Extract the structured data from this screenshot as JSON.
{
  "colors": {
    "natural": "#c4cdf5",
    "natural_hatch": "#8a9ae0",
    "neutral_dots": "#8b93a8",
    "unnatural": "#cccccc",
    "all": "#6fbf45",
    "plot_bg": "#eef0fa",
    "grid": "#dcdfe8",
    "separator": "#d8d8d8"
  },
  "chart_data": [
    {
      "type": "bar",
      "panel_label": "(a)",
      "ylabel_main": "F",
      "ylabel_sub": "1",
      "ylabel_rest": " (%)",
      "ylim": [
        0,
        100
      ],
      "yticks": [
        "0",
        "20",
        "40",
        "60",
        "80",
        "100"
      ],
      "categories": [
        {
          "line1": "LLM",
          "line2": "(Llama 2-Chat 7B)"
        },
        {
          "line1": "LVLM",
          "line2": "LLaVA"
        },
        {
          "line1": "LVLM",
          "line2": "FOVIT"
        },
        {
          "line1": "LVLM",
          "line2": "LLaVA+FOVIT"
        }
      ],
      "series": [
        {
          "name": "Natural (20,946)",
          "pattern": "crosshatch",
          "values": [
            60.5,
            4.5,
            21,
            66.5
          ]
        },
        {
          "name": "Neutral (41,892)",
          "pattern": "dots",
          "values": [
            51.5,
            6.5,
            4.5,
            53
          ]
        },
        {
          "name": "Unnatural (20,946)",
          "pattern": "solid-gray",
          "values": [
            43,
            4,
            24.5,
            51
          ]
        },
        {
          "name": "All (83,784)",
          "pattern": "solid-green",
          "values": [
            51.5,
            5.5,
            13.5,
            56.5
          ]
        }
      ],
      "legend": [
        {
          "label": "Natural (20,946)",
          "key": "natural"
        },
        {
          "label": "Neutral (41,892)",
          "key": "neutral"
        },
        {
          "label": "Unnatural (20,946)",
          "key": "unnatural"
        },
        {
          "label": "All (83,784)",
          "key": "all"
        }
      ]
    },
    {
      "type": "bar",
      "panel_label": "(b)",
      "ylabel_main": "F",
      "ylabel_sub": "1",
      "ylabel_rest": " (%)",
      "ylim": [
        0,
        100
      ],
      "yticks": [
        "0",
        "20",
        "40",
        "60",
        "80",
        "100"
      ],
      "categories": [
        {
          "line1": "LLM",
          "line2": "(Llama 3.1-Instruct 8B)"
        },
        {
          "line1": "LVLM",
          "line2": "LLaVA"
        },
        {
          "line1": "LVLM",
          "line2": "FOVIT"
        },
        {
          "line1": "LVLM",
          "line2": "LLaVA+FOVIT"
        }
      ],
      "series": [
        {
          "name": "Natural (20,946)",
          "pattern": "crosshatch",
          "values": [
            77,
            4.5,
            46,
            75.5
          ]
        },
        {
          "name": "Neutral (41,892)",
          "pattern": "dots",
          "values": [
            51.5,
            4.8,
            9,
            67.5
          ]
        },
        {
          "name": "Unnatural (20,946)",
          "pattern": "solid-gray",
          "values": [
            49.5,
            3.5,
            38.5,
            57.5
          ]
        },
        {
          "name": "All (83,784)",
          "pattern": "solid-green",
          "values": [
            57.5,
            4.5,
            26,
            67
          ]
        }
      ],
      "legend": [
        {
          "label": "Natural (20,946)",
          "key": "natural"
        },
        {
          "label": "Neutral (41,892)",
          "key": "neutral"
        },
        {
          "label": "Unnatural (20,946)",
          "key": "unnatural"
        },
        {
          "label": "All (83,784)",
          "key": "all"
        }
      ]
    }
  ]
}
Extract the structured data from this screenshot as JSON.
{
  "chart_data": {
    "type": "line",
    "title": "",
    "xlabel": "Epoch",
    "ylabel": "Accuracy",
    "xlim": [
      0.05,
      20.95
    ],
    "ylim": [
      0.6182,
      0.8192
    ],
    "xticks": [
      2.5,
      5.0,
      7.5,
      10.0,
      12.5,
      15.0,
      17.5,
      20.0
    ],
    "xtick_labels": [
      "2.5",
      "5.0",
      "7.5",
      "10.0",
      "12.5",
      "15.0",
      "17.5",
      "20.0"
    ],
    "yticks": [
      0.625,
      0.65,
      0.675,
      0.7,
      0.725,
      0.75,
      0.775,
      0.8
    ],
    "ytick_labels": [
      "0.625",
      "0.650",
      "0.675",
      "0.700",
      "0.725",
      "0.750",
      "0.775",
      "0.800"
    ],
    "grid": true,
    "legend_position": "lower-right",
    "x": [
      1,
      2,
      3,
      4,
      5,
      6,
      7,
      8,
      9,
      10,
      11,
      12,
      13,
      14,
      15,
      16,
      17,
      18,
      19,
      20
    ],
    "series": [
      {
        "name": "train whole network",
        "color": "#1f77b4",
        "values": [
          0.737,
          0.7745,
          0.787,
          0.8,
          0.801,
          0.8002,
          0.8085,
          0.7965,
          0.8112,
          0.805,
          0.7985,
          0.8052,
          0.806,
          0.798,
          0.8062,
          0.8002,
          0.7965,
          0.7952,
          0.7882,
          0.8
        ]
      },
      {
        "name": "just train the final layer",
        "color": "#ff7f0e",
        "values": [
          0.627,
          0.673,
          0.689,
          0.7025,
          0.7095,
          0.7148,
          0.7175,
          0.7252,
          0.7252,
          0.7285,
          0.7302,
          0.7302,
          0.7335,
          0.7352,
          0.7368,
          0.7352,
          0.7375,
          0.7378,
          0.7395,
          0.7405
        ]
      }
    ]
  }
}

--*--

Scan the material above for the string "train" and report each line where you find it.

* Finished exercise
        "name": "train whole network",
        "name": "just train the final layer",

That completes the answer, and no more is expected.